The exercise asks for every line of the data to be reproduced exactly.

## BEGIN ROWS

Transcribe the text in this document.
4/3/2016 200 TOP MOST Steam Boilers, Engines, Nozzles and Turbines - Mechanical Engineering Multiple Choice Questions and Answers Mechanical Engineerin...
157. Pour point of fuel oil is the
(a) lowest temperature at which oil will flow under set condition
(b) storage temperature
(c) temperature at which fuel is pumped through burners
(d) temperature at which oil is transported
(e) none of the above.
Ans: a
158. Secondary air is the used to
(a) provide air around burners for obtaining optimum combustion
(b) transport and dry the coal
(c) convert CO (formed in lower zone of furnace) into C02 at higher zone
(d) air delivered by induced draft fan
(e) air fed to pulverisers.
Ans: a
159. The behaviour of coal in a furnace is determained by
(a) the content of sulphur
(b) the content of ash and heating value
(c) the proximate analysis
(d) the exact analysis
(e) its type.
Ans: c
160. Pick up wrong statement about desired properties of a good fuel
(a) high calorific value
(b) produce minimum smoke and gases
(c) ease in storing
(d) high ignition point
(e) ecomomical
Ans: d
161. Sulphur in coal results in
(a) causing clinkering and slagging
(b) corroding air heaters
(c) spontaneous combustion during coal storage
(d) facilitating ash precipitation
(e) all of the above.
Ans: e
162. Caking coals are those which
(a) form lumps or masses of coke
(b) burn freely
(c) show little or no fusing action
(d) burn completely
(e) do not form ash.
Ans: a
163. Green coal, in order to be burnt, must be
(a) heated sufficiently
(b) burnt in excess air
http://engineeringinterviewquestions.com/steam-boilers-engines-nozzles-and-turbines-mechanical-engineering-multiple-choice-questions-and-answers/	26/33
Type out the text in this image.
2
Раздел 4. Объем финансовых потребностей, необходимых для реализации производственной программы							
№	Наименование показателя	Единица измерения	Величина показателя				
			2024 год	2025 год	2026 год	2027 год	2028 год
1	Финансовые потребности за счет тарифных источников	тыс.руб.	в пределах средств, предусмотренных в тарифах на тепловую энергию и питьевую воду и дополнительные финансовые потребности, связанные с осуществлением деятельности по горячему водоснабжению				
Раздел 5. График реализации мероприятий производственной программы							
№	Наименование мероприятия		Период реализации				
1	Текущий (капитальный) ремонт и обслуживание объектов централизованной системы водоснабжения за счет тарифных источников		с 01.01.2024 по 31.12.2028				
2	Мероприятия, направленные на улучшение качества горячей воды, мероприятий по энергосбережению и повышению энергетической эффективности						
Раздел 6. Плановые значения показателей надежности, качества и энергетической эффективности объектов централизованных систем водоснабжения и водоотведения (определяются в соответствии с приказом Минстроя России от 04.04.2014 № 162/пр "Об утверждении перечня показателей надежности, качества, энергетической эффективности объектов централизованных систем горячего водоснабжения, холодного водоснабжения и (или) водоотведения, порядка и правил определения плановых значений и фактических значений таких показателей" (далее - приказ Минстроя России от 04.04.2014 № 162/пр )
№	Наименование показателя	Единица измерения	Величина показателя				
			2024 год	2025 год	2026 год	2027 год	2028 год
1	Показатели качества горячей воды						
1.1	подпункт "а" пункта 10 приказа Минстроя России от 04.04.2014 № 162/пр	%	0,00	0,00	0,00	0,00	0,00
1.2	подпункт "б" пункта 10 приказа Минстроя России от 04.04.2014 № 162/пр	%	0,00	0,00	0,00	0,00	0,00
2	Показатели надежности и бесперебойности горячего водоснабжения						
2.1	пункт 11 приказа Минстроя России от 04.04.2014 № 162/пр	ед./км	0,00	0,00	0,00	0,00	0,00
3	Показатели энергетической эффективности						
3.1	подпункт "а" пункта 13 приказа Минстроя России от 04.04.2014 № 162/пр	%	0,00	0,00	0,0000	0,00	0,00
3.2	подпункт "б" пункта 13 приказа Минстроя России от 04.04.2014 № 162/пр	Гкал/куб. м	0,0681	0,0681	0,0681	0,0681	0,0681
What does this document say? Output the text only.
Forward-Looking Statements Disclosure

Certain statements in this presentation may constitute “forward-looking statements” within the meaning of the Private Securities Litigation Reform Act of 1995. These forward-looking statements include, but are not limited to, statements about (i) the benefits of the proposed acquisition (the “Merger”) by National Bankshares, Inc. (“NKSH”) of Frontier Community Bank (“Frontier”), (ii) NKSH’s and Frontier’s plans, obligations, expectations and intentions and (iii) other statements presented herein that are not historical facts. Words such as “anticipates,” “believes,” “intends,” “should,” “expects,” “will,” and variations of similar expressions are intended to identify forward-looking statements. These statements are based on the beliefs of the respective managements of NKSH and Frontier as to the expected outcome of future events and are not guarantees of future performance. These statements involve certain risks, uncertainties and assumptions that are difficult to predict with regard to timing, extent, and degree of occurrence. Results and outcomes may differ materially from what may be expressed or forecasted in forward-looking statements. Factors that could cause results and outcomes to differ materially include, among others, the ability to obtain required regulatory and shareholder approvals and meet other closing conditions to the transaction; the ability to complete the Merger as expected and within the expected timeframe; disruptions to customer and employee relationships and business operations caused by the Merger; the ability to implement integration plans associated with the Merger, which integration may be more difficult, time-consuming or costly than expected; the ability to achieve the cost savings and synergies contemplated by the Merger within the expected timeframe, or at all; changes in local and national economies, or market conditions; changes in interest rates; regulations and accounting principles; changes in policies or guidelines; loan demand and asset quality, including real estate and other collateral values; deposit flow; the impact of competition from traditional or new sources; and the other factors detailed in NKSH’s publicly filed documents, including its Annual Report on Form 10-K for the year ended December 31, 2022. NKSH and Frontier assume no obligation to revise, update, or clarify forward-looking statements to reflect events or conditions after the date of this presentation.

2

## END ROWS

_EXERCISE OUTPUT_:
Transcribe the text in this document.
4/3/2016 200 TOP MOST Steam Boilers, Engines, Nozzles and Turbines - Mechanical Engineering Multiple Choice Questions and Answers Mechanical Engineerin...
157. Pour point of fuel oil is the
(a) lowest temperature at which oil will flow under set condition
(b) storage temperature
(c) temperature at which fuel is pumped through burners
(d) temperature at which oil is transported
(e) none of the above.
Ans: a
158. Secondary air is the used to
(a) provide air around burners for obtaining optimum combustion
(b) transport and dry the coal
(c) convert CO (formed in lower zone of furnace) into C02 at higher zone
(d) air delivered by induced draft fan
(e) air fed to pulverisers.
Ans: a
159. The behaviour of coal in a furnace is determained by
(a) the content of sulphur
(b) the content of ash and heating value
(c) the proximate analysis
(d) the exact analysis
(e) its type.
Ans: c
160. Pick up wrong statement about desired properties of a good fuel
(a) high calorific value
(b) produce minimum smoke and gases
(c) ease in storing
(d) high ignition point
(e) ecomomical
Ans: d
161. Sulphur in coal results in
(a) causing clinkering and slagging
(b) corroding air heaters
(c) spontaneous combustion during coal storage
(d) facilitating ash precipitation
(e) all of the above.
Ans: e
162. Caking coals are those which
(a) form lumps or masses of coke
(b) burn freely
(c) show little or no fusing action
(d) burn completely
(e) do not form ash.
Ans: a
163. Green coal, in order to be burnt, must be
(a) heated sufficiently
(b) burnt in excess air
http://engineeringinterviewquestions.com/steam-boilers-engines-nozzles-and-turbines-mechanical-engineering-multiple-choice-questions-and-answers/	26/33
Type out the text in this image.
2
Раздел 4. Объем финансовых потребностей, необходимых для реализации производственной программы							
№	Наименование показателя	Единица измерения	Величина показателя				
			2024 год	2025 год	2026 год	2027 год	2028 год
1	Финансовые потребности за счет тарифных источников	тыс.руб.	в пределах средств, предусмотренных в тарифах на тепловую энергию и питьевую воду и дополнительные финансовые потребности, связанные с осуществлением деятельности по горячему водоснабжению				
Раздел 5. График реализации мероприятий производственной программы							
№	Наименование мероприятия		Период реализации				
1	Текущий (капитальный) ремонт и обслуживание объектов централизованной системы водоснабжения за счет тарифных источников		с 01.01.2024 по 31.12.2028				
2	Мероприятия, направленные на улучшение качества горячей воды, мероприятий по энергосбережению и повышению энергетической эффективности						
Раздел 6. Плановые значения показателей надежности, качества и энергетической эффективности объектов централизованных систем водоснабжения и водоотведения (определяются в соответствии с приказом Минстроя России от 04.04.2014 № 162/пр "Об утверждении перечня показателей надежности, качества, энергетической эффективности объектов централизованных систем горячего водоснабжения, холодного водоснабжения и (или) водоотведения, порядка и правил определения плановых значений и фактических значений таких показателей" (далее - приказ Минстроя России от 04.04.2014 № 162/пр )
№	Наименование показателя	Единица измерения	Величина показателя				
			2024 год	2025 год	2026 год	2027 год	2028 год
1	Показатели качества горячей воды						
1.1	подпункт "а" пункта 10 приказа Минстроя России от 04.04.2014 № 162/пр	%	0,00	0,00	0,00	0,00	0,00
1.2	подпункт "б" пункта 10 приказа Минстроя России от 04.04.2014 № 162/пр	%	0,00	0,00	0,00	0,00	0,00
2	Показатели надежности и бесперебойности горячего водоснабжения						
2.1	пункт 11 приказа Минстроя России от 04.04.2014 № 162/пр	ед./км	0,00	0,00	0,00	0,00	0,00
3	Показатели энергетической эффективности						
3.1	подпункт "а" пункта 13 приказа Минстроя России от 04.04.2014 № 162/пр	%	0,00	0,00	0,0000	0,00	0,00
3.2	подпункт "б" пункта 13 приказа Минстроя России от 04.04.2014 № 162/пр	Гкал/куб. м	0,0681	0,0681	0,0681	0,0681	0,0681
What does this document say? Output the text only.
Forward-Looking Statements Disclosure

Certain statements in this presentation may constitute “forward-looking statements” within the meaning of the Private Securities Litigation Reform Act of 1995. These forward-looking statements include, but are not limited to, statements about (i) the benefits of the proposed acquisition (the “Merger”) by National Bankshares, Inc. (“NKSH”) of Frontier Community Bank (“Frontier”), (ii) NKSH’s and Frontier’s plans, obligations, expectations and intentions and (iii) other statements presented herein that are not historical facts. Words such as “anticipates,” “believes,” “intends,” “should,” “expects,” “will,” and variations of similar expressions are intended to identify forward-looking statements. These statements are based on the beliefs of the respective managements of NKSH and Frontier as to the expected outcome of future events and are not guarantees of future performance. These statements involve certain risks, uncertainties and assumptions that are difficult to predict with regard to timing, extent, and degree of occurrence. Results and outcomes may differ materially from what may be expressed or forecasted in forward-looking statements. Factors that could cause results and outcomes to differ materially include, among others, the ability to obtain required regulatory and shareholder approvals and meet other closing conditions to the transaction; the ability to complete the Merger as expected and within the expected timeframe; disruptions to customer and employee relationships and business operations caused by the Merger; the ability to implement integration plans associated with the Merger, which integration may be more difficult, time-consuming or costly than expected; the ability to achieve the cost savings and synergies contemplated by the Merger within the expected timeframe, or at all; changes in local and national economies, or market conditions; changes in interest rates; regulations and accounting principles; changes in policies or guidelines; loan demand and asset quality, including real estate and other collateral values; deposit flow; the impact of competition from traditional or new sources; and the other factors detailed in NKSH’s publicly filed documents, including its Annual Report on Form 10-K for the year ended December 31, 2022. NKSH and Frontier assume no obligation to revise, update, or clarify forward-looking statements to reflect events or conditions after the date of this presentation.

2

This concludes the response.